Your reply should be a single number: how many lines contain the string "right".

[Some records]
════

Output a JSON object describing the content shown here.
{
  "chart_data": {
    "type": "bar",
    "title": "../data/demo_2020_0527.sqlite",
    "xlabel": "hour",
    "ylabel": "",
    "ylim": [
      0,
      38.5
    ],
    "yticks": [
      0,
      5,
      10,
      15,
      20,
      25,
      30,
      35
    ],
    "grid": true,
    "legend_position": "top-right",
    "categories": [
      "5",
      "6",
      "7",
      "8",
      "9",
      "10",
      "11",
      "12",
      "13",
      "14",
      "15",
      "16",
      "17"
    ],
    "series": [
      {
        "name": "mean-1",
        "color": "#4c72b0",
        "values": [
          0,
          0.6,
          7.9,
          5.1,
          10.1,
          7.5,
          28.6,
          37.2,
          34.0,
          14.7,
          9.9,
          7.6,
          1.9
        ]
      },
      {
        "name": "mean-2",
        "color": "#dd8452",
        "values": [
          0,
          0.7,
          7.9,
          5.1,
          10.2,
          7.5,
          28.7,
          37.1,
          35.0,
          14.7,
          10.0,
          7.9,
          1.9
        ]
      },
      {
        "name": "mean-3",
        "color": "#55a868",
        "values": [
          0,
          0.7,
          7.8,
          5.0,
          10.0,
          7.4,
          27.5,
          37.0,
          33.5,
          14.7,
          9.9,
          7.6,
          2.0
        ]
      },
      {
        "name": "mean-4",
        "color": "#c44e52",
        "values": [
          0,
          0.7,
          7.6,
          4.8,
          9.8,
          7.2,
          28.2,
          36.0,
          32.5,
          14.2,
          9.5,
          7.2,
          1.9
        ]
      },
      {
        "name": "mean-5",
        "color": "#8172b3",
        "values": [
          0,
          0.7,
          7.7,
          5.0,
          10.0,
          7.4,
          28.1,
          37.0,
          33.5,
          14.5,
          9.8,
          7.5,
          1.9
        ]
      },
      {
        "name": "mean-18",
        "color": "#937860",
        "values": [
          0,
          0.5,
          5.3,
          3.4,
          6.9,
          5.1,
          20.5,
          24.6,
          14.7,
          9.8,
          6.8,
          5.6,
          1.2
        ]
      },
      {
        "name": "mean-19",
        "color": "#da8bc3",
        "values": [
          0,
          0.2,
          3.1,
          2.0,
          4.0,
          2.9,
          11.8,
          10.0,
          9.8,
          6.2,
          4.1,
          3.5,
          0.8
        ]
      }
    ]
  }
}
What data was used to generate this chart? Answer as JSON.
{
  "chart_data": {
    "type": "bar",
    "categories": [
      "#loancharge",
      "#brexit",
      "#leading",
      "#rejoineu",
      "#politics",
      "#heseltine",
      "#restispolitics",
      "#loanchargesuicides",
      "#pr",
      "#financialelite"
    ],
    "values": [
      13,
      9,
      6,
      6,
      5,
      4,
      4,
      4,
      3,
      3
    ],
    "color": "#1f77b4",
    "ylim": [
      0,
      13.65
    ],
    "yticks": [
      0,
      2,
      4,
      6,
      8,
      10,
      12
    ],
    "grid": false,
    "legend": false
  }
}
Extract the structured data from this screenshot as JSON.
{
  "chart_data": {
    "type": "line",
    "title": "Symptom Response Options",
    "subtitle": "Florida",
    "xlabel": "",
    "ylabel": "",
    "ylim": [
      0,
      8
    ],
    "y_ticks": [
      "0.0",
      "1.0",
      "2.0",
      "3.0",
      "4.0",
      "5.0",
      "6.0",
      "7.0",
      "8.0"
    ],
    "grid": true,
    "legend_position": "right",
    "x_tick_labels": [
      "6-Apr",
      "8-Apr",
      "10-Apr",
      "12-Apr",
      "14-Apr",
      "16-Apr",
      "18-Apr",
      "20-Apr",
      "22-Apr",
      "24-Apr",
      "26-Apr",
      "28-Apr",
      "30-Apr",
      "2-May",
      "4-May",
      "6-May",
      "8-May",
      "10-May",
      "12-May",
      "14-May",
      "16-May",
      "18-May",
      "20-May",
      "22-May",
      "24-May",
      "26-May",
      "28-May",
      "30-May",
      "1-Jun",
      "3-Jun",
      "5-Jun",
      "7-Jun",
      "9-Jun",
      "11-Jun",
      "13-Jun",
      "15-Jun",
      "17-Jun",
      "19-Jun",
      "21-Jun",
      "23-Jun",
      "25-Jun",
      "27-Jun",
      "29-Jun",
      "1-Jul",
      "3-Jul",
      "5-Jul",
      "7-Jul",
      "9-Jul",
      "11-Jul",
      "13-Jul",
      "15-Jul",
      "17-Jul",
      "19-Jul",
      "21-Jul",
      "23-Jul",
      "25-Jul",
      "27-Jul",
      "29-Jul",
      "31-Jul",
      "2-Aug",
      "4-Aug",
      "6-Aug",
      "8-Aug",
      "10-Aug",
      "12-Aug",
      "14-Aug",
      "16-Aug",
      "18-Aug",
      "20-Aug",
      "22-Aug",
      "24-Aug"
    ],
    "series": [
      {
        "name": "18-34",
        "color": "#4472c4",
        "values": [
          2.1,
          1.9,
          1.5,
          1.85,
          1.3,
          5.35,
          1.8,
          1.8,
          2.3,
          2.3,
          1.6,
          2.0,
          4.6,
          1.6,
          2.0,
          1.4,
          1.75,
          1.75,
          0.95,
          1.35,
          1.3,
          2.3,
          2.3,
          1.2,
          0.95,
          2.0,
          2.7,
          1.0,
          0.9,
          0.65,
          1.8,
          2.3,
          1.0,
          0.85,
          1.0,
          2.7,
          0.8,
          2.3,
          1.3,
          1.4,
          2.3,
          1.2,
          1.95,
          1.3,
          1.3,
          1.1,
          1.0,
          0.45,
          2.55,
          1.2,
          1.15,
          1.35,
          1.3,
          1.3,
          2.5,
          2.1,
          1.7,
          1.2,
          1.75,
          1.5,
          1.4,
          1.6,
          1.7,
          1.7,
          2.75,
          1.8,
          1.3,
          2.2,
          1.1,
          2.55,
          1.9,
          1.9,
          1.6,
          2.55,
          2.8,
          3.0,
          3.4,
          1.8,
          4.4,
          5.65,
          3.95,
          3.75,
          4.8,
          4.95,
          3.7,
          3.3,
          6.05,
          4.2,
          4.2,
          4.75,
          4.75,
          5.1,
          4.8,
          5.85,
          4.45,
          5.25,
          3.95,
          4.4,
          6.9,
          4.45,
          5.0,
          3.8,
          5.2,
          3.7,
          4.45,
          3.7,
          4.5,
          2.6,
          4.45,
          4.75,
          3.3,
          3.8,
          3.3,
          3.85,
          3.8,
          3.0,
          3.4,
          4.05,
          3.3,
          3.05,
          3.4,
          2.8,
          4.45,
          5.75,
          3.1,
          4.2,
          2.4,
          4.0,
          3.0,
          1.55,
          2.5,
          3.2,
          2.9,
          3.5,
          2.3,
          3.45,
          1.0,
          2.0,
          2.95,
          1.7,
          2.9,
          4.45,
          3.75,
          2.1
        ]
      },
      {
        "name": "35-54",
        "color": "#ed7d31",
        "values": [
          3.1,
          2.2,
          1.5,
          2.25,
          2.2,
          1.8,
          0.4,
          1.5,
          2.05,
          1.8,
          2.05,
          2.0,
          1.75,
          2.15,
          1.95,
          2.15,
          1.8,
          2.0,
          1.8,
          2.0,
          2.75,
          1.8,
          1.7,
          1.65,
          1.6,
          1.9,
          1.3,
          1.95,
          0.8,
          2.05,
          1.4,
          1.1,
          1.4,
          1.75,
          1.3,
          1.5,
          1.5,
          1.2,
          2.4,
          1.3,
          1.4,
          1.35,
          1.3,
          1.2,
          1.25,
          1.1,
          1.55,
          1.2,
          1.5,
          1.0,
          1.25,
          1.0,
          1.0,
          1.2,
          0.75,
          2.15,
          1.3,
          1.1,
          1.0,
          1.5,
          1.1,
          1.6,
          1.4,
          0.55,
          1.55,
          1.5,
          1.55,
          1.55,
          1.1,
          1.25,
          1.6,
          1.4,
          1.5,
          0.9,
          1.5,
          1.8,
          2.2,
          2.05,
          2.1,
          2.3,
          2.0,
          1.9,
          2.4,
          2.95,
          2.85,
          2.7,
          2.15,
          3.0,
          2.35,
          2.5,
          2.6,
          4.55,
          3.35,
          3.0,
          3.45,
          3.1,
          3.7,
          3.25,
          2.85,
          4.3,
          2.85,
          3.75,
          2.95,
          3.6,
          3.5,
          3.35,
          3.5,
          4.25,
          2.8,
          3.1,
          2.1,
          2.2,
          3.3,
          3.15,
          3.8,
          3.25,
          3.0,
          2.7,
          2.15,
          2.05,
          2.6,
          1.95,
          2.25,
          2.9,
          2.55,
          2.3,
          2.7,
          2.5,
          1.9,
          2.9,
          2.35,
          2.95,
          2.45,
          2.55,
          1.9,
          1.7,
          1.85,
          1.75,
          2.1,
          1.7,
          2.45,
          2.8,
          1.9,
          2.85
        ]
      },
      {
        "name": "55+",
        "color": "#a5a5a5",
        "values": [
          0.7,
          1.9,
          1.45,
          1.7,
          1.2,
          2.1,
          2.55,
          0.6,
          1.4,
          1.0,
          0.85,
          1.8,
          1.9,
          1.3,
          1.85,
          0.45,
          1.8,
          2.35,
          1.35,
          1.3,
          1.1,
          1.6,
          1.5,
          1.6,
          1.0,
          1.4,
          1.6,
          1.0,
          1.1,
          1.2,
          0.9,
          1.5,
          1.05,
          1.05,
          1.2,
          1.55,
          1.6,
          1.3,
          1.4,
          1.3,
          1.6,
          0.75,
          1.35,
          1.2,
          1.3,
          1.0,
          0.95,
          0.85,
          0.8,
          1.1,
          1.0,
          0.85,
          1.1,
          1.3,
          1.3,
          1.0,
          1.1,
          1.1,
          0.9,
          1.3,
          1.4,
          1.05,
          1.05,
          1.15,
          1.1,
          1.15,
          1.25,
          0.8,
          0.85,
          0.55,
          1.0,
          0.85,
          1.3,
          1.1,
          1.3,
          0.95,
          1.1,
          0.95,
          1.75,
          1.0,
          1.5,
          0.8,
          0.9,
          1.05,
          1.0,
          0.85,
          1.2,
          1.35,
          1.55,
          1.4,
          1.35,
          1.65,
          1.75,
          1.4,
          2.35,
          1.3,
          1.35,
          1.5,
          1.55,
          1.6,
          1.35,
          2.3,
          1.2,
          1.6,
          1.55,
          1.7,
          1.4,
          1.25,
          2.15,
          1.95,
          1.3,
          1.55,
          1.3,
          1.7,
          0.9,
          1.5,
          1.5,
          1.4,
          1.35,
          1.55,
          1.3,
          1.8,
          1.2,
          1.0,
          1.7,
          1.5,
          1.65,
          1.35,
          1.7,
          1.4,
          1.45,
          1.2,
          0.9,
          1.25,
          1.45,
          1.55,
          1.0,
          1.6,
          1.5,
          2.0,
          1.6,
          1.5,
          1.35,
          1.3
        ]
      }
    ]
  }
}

════

■ Result for this exercise
2